» Directions for this task: Your task is to repeat the lines from the line with "What data was" to the line with "Transcribe this image's", both ends included, and nothing else. Pictures stay out of the copy.
** start of Available records **
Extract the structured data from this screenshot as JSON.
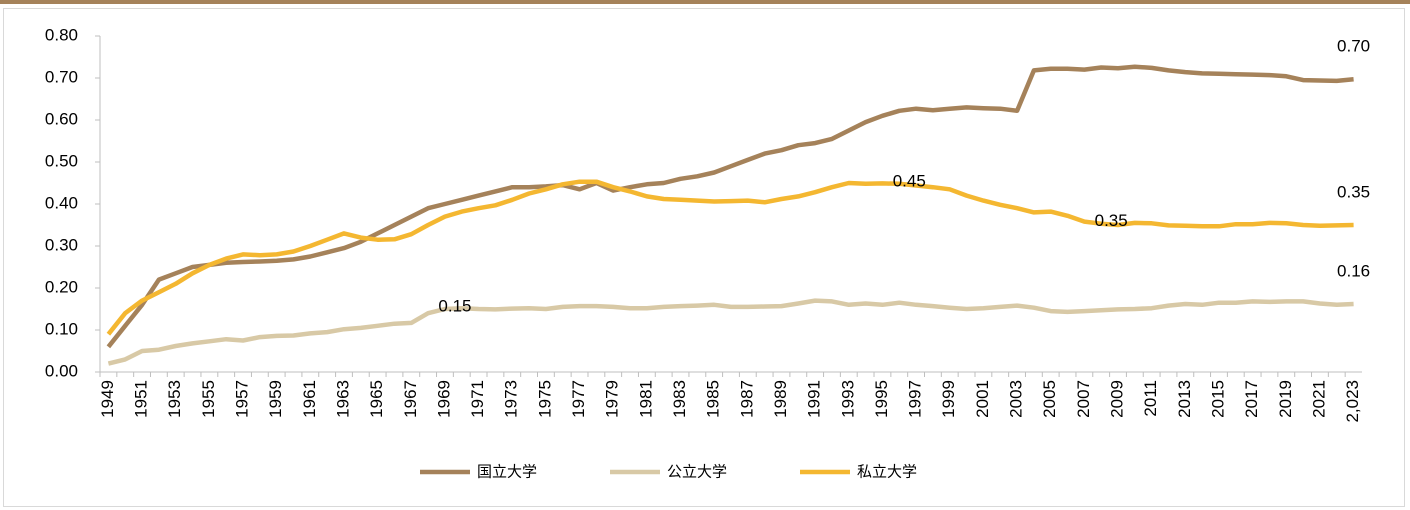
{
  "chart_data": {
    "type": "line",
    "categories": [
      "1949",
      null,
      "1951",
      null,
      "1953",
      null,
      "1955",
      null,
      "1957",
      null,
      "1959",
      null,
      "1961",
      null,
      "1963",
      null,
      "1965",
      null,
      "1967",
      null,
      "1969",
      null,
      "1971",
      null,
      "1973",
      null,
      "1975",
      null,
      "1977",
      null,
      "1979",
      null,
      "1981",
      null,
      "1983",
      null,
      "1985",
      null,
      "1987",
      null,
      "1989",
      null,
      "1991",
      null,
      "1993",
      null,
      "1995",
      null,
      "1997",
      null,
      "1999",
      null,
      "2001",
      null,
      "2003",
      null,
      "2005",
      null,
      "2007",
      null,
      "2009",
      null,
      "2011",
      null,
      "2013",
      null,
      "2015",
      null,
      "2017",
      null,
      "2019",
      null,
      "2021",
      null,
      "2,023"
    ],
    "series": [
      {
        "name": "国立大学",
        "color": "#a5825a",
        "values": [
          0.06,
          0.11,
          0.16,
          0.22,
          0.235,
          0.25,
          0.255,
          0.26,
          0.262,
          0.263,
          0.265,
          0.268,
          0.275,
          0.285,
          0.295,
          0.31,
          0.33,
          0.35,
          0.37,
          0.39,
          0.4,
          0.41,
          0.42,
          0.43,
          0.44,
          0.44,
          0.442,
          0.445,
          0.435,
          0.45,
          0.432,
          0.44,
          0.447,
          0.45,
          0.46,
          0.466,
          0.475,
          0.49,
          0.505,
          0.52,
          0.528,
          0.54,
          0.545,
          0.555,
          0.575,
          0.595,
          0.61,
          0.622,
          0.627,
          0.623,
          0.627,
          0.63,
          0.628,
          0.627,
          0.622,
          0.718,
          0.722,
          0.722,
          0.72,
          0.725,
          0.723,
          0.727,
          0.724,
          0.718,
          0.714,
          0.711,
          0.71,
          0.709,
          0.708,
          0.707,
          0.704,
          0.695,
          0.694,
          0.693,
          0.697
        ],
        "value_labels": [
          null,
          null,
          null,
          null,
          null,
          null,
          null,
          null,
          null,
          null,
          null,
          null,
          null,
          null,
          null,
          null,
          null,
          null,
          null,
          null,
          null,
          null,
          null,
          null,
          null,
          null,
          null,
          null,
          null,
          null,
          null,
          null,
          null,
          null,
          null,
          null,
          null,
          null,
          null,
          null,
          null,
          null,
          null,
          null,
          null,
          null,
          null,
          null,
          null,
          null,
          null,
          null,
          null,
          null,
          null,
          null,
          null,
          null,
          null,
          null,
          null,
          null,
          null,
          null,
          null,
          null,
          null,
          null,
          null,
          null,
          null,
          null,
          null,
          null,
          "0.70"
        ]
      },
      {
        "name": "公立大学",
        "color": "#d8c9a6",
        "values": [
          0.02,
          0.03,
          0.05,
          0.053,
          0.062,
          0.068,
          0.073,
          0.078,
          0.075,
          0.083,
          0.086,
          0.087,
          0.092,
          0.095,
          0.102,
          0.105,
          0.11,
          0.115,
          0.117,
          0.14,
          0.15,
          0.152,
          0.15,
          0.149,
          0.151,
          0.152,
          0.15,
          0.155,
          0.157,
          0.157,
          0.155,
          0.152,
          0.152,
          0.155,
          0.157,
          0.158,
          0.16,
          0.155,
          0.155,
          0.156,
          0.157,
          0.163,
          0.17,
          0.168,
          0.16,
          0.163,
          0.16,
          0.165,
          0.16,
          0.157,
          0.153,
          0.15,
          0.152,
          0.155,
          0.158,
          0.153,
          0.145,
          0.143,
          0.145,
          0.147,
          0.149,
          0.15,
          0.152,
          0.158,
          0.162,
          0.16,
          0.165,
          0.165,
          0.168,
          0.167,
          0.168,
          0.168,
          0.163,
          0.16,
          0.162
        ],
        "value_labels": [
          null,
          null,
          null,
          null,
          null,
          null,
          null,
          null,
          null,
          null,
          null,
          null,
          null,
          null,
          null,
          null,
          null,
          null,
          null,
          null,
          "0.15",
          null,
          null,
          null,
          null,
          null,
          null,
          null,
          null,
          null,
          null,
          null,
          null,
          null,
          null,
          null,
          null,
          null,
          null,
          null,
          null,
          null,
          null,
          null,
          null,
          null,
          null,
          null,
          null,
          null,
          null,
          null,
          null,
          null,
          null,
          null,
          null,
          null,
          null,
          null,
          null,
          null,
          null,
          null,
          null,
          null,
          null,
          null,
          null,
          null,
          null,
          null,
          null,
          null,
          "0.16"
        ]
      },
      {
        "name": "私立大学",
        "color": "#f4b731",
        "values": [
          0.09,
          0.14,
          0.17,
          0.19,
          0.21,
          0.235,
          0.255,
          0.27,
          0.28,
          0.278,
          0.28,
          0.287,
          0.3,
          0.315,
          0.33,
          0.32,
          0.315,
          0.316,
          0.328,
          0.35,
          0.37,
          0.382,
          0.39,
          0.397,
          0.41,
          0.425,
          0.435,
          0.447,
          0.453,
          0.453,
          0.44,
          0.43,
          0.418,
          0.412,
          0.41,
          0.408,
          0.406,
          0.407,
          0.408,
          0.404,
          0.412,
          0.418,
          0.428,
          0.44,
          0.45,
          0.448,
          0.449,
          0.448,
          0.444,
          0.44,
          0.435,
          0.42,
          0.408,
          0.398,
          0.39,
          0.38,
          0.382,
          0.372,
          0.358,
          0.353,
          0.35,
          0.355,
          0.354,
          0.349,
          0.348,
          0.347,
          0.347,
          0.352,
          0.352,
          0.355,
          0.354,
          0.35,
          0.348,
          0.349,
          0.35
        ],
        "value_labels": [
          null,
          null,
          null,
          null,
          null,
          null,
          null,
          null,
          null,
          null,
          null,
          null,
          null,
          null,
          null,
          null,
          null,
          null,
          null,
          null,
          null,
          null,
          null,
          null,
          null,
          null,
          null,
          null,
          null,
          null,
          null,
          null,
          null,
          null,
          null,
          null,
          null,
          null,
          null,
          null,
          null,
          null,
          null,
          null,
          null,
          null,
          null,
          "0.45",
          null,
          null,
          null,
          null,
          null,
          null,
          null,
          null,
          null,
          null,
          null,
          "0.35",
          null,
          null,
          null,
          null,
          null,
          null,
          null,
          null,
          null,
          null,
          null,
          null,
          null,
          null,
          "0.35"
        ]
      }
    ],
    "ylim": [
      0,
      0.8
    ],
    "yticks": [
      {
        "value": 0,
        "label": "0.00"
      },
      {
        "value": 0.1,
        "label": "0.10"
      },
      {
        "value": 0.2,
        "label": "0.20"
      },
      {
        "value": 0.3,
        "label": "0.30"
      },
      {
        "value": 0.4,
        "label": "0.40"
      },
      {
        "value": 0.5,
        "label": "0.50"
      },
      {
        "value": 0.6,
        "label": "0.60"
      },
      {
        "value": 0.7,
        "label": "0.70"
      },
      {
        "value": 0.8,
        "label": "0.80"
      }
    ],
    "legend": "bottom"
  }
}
** end of Available records **
** start of Available records **
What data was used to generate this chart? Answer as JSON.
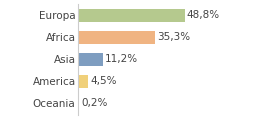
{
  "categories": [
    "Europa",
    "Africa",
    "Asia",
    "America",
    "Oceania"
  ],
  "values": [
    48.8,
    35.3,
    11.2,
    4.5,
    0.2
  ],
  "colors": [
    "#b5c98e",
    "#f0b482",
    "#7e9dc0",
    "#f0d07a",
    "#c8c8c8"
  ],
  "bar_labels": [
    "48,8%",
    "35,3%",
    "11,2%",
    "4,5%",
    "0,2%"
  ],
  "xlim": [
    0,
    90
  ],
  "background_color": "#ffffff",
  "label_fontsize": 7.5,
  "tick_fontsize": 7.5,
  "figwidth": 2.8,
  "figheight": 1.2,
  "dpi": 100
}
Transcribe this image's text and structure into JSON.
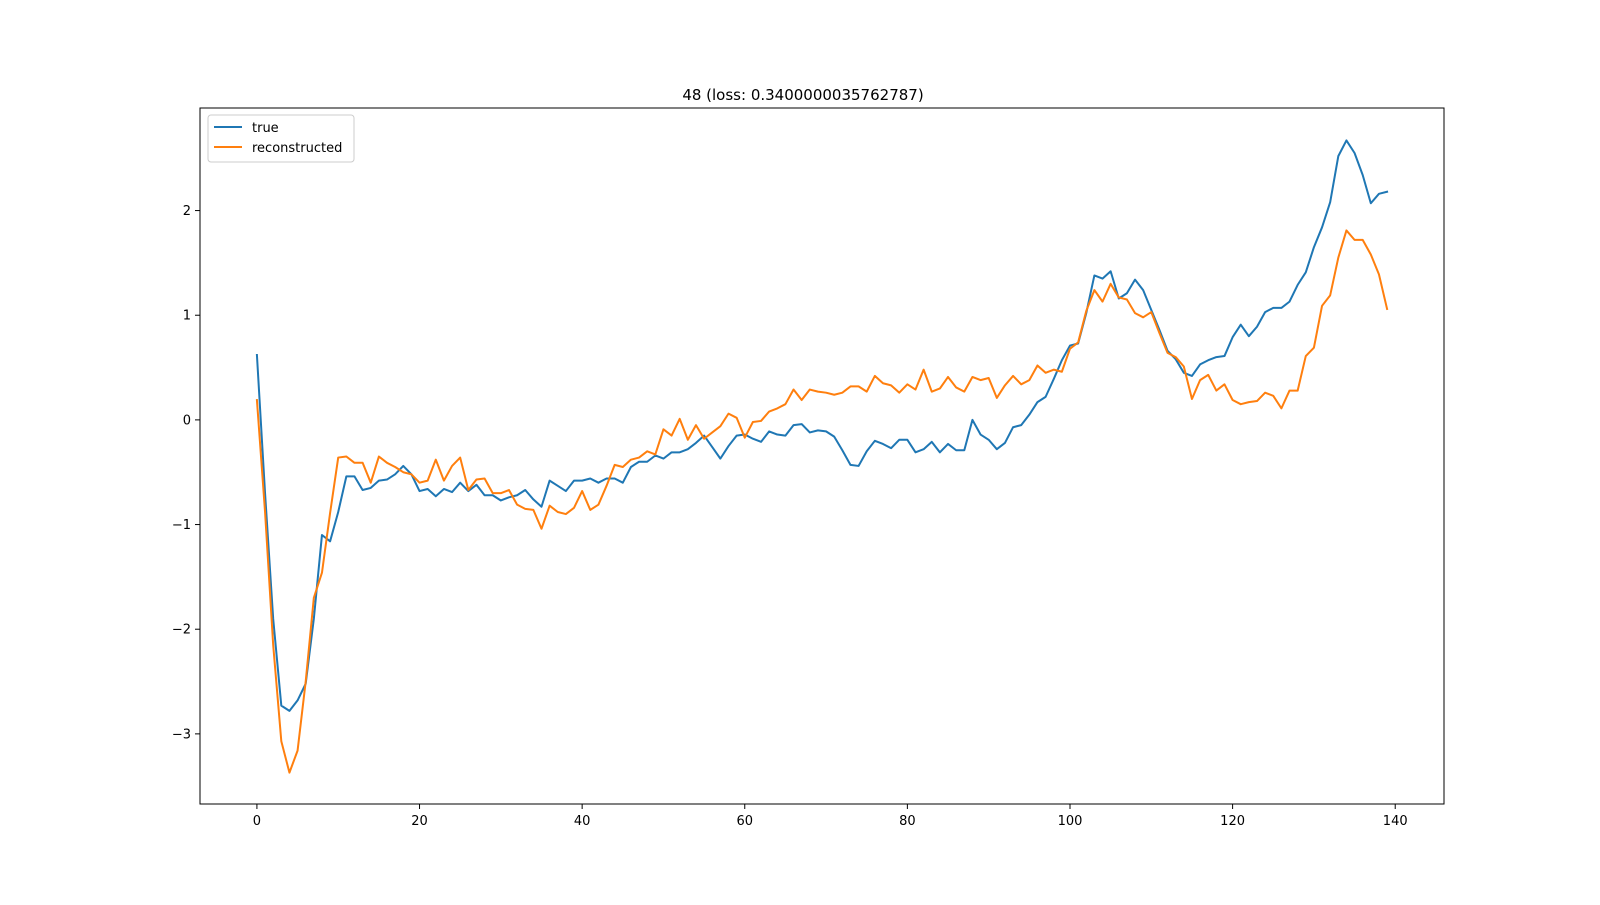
** end of Available records **
» Solution below:
What data was used to generate this chart? Answer as JSON.
{
  "categories": [
    "Europa",
    "Africa",
    "Asia",
    "America",
    "Oceania"
  ],
  "values": [
    48.8,
    35.3,
    11.2,
    4.5,
    0.2
  ],
  "colors": [
    "#b5c98e",
    "#f0b482",
    "#7e9dc0",
    "#f0d07a",
    "#c8c8c8"
  ],
  "bar_labels": [
    "48,8%",
    "35,3%",
    "11,2%",
    "4,5%",
    "0,2%"
  ],
  "xlim": [
    0,
    90
  ],
  "background_color": "#ffffff",
  "label_fontsize": 7.5,
  "tick_fontsize": 7.5,
  "figwidth": 2.8,
  "figheight": 1.2,
  "dpi": 100
}
Transcribe this image's text and structure into JSON.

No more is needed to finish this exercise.